**PROBLEM STATEMENT**.
Every entry needs to be reproduced exactly.

**DATA LINES**.
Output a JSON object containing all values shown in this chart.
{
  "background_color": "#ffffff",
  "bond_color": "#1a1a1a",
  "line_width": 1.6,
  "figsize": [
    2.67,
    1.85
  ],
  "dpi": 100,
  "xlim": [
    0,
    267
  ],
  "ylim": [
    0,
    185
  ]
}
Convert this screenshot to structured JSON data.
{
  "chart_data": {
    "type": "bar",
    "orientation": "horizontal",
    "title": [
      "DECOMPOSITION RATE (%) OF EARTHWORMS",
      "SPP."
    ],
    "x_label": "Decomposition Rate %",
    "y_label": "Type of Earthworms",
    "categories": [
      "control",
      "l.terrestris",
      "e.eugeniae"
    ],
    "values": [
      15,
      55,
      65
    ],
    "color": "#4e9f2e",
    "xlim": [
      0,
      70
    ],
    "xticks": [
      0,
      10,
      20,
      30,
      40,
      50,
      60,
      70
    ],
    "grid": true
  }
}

**WRITTEN RESPONSE**.
Output a JSON object containing all values shown in this chart.
{
  "background_color": "#ffffff",
  "bond_color": "#1a1a1a",
  "line_width": 1.6,
  "figsize": [
    2.67,
    1.85
  ],
  "dpi": 100,
  "xlim": [
    0,
    267
  ],
  "ylim": [
    0,
    185
  ]
}
Convert this screenshot to structured JSON data.
{
  "chart_data": {
    "type": "bar",
    "orientation": "horizontal",
    "title": [
      "DECOMPOSITION RATE (%) OF EARTHWORMS",
      "SPP."
    ],
    "x_label": "Decomposition Rate %",
    "y_label": "Type of Earthworms",
    "categories": [
      "control",
      "l.terrestris",
      "e.eugeniae"
    ],
    "values": [
      15,
      55,
      65
    ],
    "color": "#4e9f2e",
    "xlim": [
      0,
      70
    ],
    "xticks": [
      0,
      10,
      20,
      30,
      40,
      50,
      60,
      70
    ],
    "grid": true
  }
}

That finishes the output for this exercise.